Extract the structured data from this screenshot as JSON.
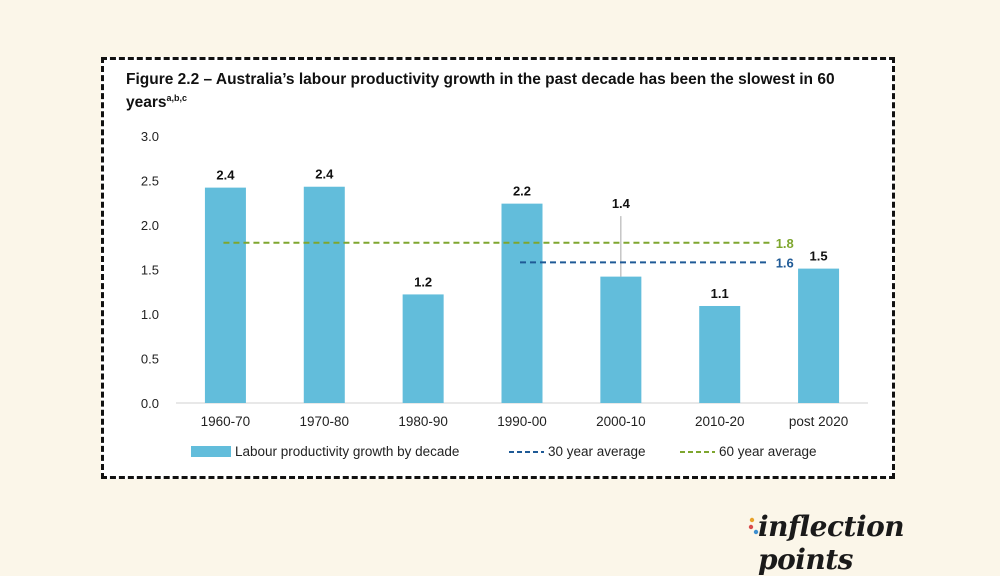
{
  "figure": {
    "title_main": "Figure 2.2 – Australia’s labour productivity growth in the past decade has been the slowest in 60 years",
    "title_superscript": "a,b,c"
  },
  "chart_data": {
    "type": "bar",
    "categories": [
      "1960-70",
      "1970-80",
      "1980-90",
      "1990-00",
      "2000-10",
      "2010-20",
      "post 2020"
    ],
    "series": [
      {
        "name": "Labour productivity growth by decade",
        "values": [
          2.42,
          2.43,
          1.22,
          2.24,
          1.42,
          1.09,
          1.51
        ],
        "color": "#62bddb"
      }
    ],
    "data_labels": [
      "2.4",
      "2.4",
      "1.2",
      "2.2",
      "1.4",
      "1.1",
      "1.5"
    ],
    "averages": [
      {
        "name": "30 year average",
        "value": 1.58,
        "label": "1.6",
        "start_category": "1990-00",
        "end_category": "2010-20",
        "color": "#1f5a96"
      },
      {
        "name": "60 year average",
        "value": 1.8,
        "label": "1.8",
        "start_category": "1960-70",
        "end_category": "2010-20",
        "color": "#7ea62e"
      }
    ],
    "error_bar": {
      "category": "2000-10",
      "low": 1.42,
      "high": 2.1
    },
    "ylim": [
      0,
      3
    ],
    "yticks": [
      "0.0",
      "0.5",
      "1.0",
      "1.5",
      "2.0",
      "2.5",
      "3.0"
    ],
    "ytick_values": [
      0,
      0.5,
      1,
      1.5,
      2,
      2.5,
      3
    ],
    "grid": false,
    "legend_position": "bottom"
  },
  "legend": {
    "bar_label": "Labour productivity growth by decade",
    "avg30_label": "30 year average",
    "avg60_label": "60 year average"
  },
  "brand": {
    "name": "inflection points"
  }
}
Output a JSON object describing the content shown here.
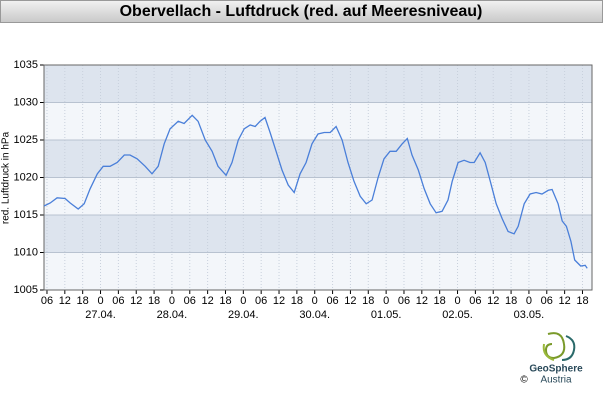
{
  "chart_data": {
    "type": "line",
    "title": "Obervellach - Luftdruck (red. auf Meeresniveau)",
    "y_label": "red. Luftdruck in hPa",
    "logo": {
      "name": "GeoSphere",
      "sub": "Austria",
      "copyright": "©"
    },
    "color": "#4a7fd9",
    "grid": true,
    "ylim": [
      1005,
      1035
    ],
    "yticks": [
      1005,
      1010,
      1015,
      1020,
      1025,
      1030,
      1035
    ],
    "xlim": [
      5,
      189.2
    ],
    "xticks": [
      {
        "value": 6,
        "label": "06"
      },
      {
        "value": 12,
        "label": "12"
      },
      {
        "value": 18,
        "label": "18"
      },
      {
        "value": 24,
        "label": "0"
      },
      {
        "value": 30,
        "label": "06"
      },
      {
        "value": 36,
        "label": "12"
      },
      {
        "value": 42,
        "label": "18"
      },
      {
        "value": 48,
        "label": "0"
      },
      {
        "value": 54,
        "label": "06"
      },
      {
        "value": 60,
        "label": "12"
      },
      {
        "value": 66,
        "label": "18"
      },
      {
        "value": 72,
        "label": "0"
      },
      {
        "value": 78,
        "label": "06"
      },
      {
        "value": 84,
        "label": "12"
      },
      {
        "value": 90,
        "label": "18"
      },
      {
        "value": 96,
        "label": "0"
      },
      {
        "value": 102,
        "label": "06"
      },
      {
        "value": 108,
        "label": "12"
      },
      {
        "value": 114,
        "label": "18"
      },
      {
        "value": 120,
        "label": "0"
      },
      {
        "value": 126,
        "label": "06"
      },
      {
        "value": 132,
        "label": "12"
      },
      {
        "value": 138,
        "label": "18"
      },
      {
        "value": 144,
        "label": "0"
      },
      {
        "value": 150,
        "label": "06"
      },
      {
        "value": 156,
        "label": "12"
      },
      {
        "value": 162,
        "label": "18"
      },
      {
        "value": 168,
        "label": "0"
      },
      {
        "value": 174,
        "label": "06"
      },
      {
        "value": 180,
        "label": "12"
      },
      {
        "value": 186,
        "label": "18"
      }
    ],
    "date_labels": [
      {
        "value": 24,
        "label": "27.04."
      },
      {
        "value": 48,
        "label": "28.04."
      },
      {
        "value": 72,
        "label": "29.04."
      },
      {
        "value": 96,
        "label": "30.04."
      },
      {
        "value": 120,
        "label": "01.05."
      },
      {
        "value": 144,
        "label": "02.05."
      },
      {
        "value": 168,
        "label": "03.05."
      }
    ],
    "x": [
      5.0,
      7.1,
      9.4,
      12.1,
      13.8,
      16.5,
      18.5,
      20.5,
      22.9,
      24.9,
      27.2,
      29.6,
      32.0,
      33.9,
      36.3,
      39.0,
      41.3,
      43.4,
      45.4,
      47.4,
      50.1,
      52.1,
      54.8,
      56.8,
      59.2,
      61.5,
      63.5,
      66.2,
      68.2,
      70.3,
      72.3,
      74.3,
      76.0,
      77.6,
      79.3,
      81.0,
      83.0,
      85.0,
      87.1,
      89.1,
      91.1,
      93.1,
      95.1,
      97.1,
      99.2,
      101.2,
      103.2,
      105.2,
      107.2,
      109.2,
      111.3,
      113.3,
      115.3,
      117.3,
      119.3,
      121.3,
      123.4,
      125.4,
      127.1,
      128.7,
      130.8,
      132.8,
      134.8,
      136.8,
      138.8,
      140.8,
      142.2,
      144.2,
      146.2,
      148.2,
      149.6,
      151.6,
      153.3,
      155.0,
      157.0,
      159.0,
      161.0,
      163.0,
      164.4,
      166.4,
      168.4,
      170.4,
      172.4,
      174.5,
      175.8,
      177.8,
      179.2,
      180.6,
      182.1,
      183.4,
      185.4,
      186.9,
      187.6
    ],
    "values": [
      1016.2,
      1016.6,
      1017.3,
      1017.2,
      1016.6,
      1015.8,
      1016.5,
      1018.5,
      1020.5,
      1021.5,
      1021.5,
      1022,
      1023,
      1023,
      1022.5,
      1021.5,
      1020.5,
      1021.5,
      1024.5,
      1026.5,
      1027.5,
      1027.2,
      1028.3,
      1027.5,
      1025,
      1023.5,
      1021.5,
      1020.3,
      1022,
      1025,
      1026.5,
      1027,
      1026.8,
      1027.5,
      1028,
      1026,
      1023.5,
      1021,
      1019,
      1018,
      1020.5,
      1022,
      1024.5,
      1025.8,
      1026,
      1026,
      1026.8,
      1025,
      1022,
      1019.5,
      1017.5,
      1016.5,
      1017,
      1020,
      1022.5,
      1023.5,
      1023.5,
      1024.5,
      1025.2,
      1023,
      1021,
      1018.5,
      1016.5,
      1015.3,
      1015.5,
      1017,
      1019.5,
      1022,
      1022.3,
      1022,
      1022,
      1023.3,
      1022,
      1019.5,
      1016.5,
      1014.5,
      1012.8,
      1012.5,
      1013.5,
      1016.5,
      1017.8,
      1018,
      1017.8,
      1018.3,
      1018.4,
      1016.5,
      1014.2,
      1013.5,
      1011.5,
      1009,
      1008.2,
      1008.3,
      1007.9
    ]
  }
}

# # # # # # #

Pick out all the lines with the word "growth" in them and copy them.

» **EXERCISE ANSWER**:
    "title_main": "Figure 2.2 – Australia’s labour productivity growth in the past decade has been the slowest in 60 years",
        "name": "Labour productivity growth by decade",
    "bar_label": "Labour productivity growth by decade",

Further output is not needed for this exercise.